* [What is being asked]
Locate every line in the records below that holds the word "label" and return each one.

-- begin --

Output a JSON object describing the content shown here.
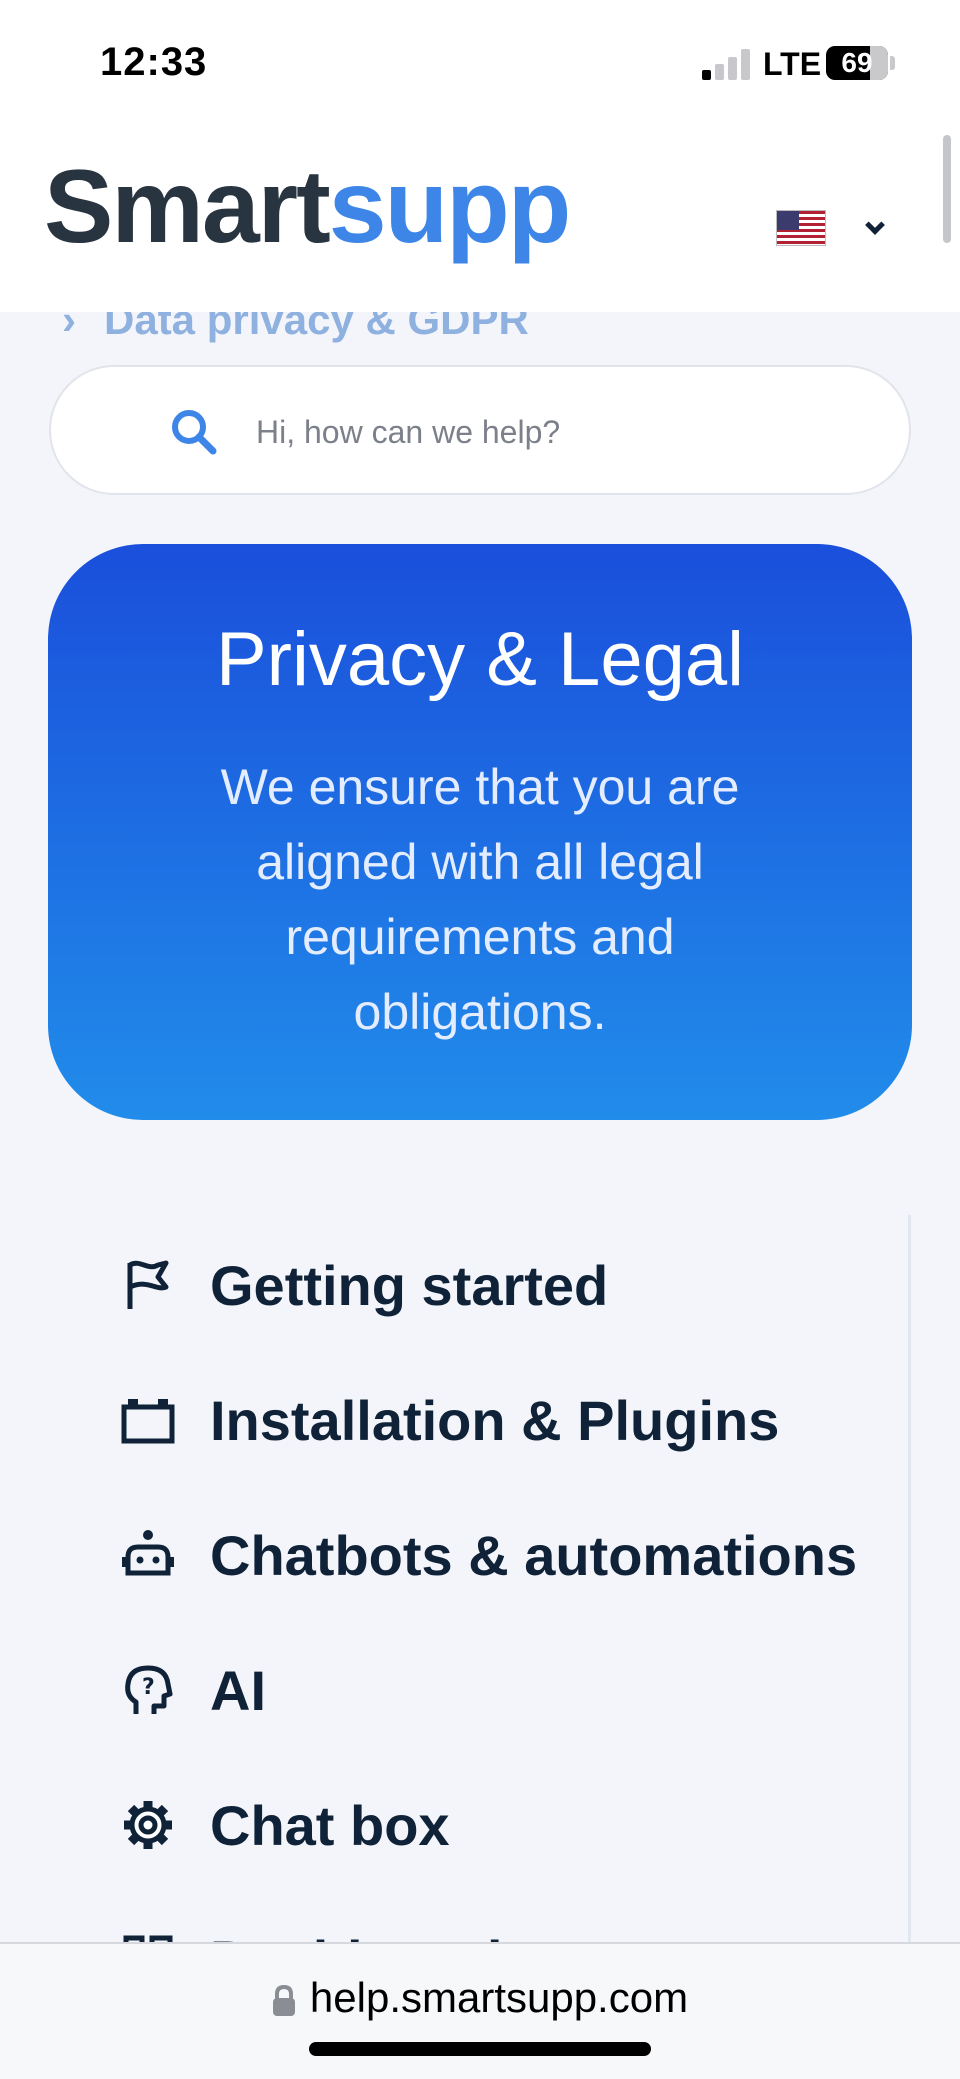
{
  "status_bar": {
    "time": "12:33",
    "network": "LTE",
    "battery": "69"
  },
  "header": {
    "logo_part1": "Smart",
    "logo_part2": "supp",
    "language": "us-flag",
    "language_dropdown_icon": "chevron-down-icon"
  },
  "breadcrumb": {
    "text": "Data privacy & GDPR",
    "icon": "chevron-right-icon"
  },
  "search": {
    "placeholder": "Hi, how can we help?",
    "value": "",
    "icon": "search-icon"
  },
  "hero": {
    "title": "Privacy & Legal",
    "description": "We ensure that you are aligned with all legal requirements and obligations."
  },
  "categories": [
    {
      "label": "Getting started",
      "icon": "flag-icon"
    },
    {
      "label": "Installation & Plugins",
      "icon": "plugin-icon"
    },
    {
      "label": "Chatbots & automations",
      "icon": "robot-icon"
    },
    {
      "label": "AI",
      "icon": "ai-head-icon"
    },
    {
      "label": "Chat box",
      "icon": "gear-icon"
    },
    {
      "label": "Dashboard",
      "icon": "dashboard-icon"
    }
  ],
  "browser": {
    "url": "help.smartsupp.com",
    "lock_icon": "lock-icon"
  },
  "colors": {
    "brand_dark": "#283440",
    "brand_blue": "#3d86e8",
    "hero_gradient_top": "#1a4fdb",
    "hero_gradient_bottom": "#218cea",
    "text_dark": "#0f2238"
  }
}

-- end --

* [Completed task]
      "label": "Getting started",
      "label": "Installation & Plugins",
      "label": "Chatbots & automations",
      "label": "AI",
      "label": "Chat box",
      "label": "Dashboard",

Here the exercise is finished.